EXERCISE INSTRUCTIONS:
Examine the entries and show every line in which the word "this" is found.

RECORD LIST:
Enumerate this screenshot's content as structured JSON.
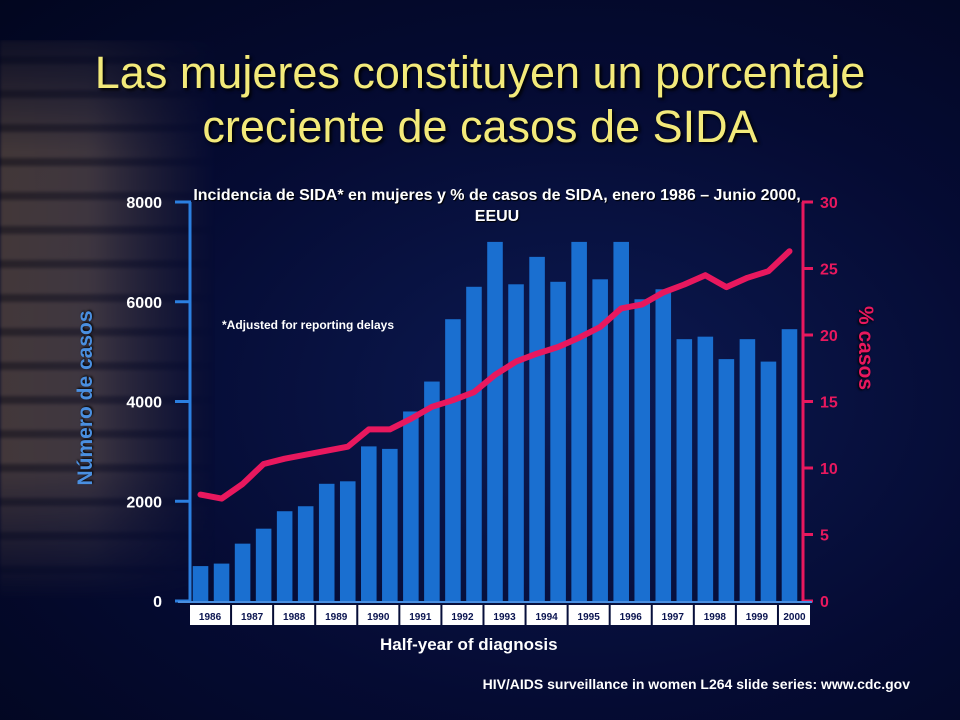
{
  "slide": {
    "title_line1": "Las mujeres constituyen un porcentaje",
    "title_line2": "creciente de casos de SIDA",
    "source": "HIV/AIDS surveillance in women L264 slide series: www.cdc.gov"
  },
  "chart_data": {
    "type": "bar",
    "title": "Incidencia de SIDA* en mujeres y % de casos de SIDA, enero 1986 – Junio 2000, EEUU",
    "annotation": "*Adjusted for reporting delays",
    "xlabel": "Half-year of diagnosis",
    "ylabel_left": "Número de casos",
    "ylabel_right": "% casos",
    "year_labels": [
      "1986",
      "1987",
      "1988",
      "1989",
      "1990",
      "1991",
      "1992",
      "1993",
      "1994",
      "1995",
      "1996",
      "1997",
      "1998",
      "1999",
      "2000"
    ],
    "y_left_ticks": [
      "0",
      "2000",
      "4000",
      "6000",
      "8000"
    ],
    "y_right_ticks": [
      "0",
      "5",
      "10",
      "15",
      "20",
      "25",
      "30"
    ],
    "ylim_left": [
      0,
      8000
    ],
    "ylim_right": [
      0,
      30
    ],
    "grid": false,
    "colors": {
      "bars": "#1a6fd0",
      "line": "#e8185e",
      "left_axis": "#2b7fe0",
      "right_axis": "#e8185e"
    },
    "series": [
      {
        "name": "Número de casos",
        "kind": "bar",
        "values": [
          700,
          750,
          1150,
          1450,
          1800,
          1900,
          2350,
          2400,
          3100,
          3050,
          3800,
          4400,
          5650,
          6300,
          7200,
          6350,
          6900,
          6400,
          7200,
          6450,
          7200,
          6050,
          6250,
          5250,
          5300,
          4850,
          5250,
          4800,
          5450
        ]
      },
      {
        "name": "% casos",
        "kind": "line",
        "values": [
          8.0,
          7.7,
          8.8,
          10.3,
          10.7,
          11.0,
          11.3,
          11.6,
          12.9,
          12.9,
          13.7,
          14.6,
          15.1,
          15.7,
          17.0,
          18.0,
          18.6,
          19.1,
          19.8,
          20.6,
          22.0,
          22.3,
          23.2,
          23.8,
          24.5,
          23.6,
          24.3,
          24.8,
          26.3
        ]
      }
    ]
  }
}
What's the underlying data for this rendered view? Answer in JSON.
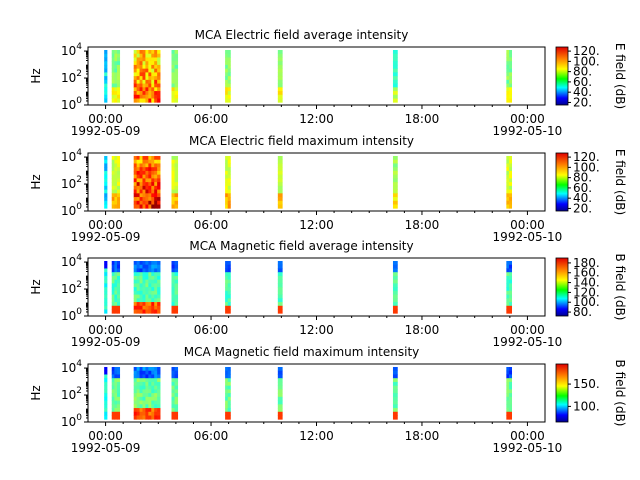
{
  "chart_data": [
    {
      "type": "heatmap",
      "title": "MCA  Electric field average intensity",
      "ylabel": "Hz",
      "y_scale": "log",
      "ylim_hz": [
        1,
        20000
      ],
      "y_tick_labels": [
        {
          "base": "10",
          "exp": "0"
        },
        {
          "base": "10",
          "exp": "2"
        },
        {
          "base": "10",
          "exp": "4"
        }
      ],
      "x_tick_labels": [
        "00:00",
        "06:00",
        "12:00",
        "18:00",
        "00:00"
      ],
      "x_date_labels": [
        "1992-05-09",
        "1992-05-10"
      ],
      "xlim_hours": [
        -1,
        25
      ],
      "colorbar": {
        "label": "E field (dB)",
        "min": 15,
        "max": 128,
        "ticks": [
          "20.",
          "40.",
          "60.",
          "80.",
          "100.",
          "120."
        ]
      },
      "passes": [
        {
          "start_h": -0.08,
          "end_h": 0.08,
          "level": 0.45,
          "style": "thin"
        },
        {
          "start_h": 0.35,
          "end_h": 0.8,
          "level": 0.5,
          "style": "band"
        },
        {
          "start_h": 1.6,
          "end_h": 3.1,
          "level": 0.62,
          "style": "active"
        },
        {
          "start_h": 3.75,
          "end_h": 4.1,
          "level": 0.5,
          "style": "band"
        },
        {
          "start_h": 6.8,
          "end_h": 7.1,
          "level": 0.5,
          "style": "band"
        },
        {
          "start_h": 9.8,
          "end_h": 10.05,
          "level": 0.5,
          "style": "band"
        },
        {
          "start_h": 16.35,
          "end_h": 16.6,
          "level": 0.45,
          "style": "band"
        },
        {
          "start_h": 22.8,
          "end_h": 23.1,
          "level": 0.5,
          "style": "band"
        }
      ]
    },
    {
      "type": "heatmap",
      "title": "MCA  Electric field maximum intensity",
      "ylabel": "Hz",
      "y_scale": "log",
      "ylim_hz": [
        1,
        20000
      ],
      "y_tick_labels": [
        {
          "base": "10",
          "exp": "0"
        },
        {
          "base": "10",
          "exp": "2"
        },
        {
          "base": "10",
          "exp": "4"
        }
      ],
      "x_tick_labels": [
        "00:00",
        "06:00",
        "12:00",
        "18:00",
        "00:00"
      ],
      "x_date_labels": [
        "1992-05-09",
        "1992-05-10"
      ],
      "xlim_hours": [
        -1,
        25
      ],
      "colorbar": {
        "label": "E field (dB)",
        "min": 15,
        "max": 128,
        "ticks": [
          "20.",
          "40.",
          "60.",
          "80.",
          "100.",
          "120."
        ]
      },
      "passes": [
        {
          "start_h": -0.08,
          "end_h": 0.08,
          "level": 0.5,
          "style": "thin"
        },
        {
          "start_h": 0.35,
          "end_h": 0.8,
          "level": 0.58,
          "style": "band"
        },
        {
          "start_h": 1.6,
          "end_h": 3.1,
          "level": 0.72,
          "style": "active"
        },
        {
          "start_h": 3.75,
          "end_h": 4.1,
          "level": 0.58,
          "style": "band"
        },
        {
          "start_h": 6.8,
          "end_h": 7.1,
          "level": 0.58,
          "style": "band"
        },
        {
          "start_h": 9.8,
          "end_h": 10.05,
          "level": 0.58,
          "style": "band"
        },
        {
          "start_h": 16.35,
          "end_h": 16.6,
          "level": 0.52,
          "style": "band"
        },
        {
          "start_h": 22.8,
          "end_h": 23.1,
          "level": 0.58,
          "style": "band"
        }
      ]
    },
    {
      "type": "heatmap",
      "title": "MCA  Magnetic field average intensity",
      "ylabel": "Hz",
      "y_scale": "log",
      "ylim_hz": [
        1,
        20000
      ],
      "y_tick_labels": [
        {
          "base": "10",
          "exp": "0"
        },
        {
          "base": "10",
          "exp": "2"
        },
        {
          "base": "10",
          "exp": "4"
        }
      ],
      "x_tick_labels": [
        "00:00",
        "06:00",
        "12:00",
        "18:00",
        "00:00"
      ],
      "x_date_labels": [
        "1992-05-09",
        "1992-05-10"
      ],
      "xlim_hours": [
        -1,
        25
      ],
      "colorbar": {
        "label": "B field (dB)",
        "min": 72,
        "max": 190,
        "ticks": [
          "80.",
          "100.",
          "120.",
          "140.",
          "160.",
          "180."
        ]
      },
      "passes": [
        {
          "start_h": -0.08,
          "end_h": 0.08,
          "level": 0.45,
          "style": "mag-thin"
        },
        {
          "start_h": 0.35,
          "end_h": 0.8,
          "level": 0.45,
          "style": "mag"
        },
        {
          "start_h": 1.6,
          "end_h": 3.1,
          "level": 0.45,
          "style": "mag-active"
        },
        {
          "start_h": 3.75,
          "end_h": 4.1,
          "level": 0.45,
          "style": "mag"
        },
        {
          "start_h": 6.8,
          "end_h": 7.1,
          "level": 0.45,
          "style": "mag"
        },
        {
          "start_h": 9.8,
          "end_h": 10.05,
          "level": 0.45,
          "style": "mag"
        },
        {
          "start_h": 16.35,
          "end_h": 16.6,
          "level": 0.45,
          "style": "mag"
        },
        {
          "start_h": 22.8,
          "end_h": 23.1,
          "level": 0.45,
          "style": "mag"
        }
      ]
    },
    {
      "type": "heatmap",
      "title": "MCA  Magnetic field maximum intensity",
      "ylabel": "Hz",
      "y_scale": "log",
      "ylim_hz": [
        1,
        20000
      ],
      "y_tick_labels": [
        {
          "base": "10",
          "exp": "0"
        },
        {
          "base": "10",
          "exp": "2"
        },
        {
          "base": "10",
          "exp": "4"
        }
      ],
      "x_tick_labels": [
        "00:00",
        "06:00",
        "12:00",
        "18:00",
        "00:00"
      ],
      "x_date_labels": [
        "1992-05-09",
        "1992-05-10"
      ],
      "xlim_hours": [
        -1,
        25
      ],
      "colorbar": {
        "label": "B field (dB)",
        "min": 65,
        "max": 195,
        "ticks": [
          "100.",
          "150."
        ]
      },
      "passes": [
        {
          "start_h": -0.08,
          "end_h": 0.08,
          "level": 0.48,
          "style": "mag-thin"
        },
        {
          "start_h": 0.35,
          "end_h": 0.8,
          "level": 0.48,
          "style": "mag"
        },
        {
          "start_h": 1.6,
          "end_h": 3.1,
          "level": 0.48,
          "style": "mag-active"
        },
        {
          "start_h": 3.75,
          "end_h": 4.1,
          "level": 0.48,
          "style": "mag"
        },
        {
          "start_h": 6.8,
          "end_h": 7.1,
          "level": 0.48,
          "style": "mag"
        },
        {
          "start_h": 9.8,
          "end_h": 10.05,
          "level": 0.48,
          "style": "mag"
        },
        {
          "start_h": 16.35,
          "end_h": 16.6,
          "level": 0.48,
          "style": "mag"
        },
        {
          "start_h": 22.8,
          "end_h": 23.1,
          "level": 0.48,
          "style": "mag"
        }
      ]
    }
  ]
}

RESPONSE BELOW:
Enumerate this screenshot's content as structured JSON.
What's the underlying data for this rendered view? Answer in JSON.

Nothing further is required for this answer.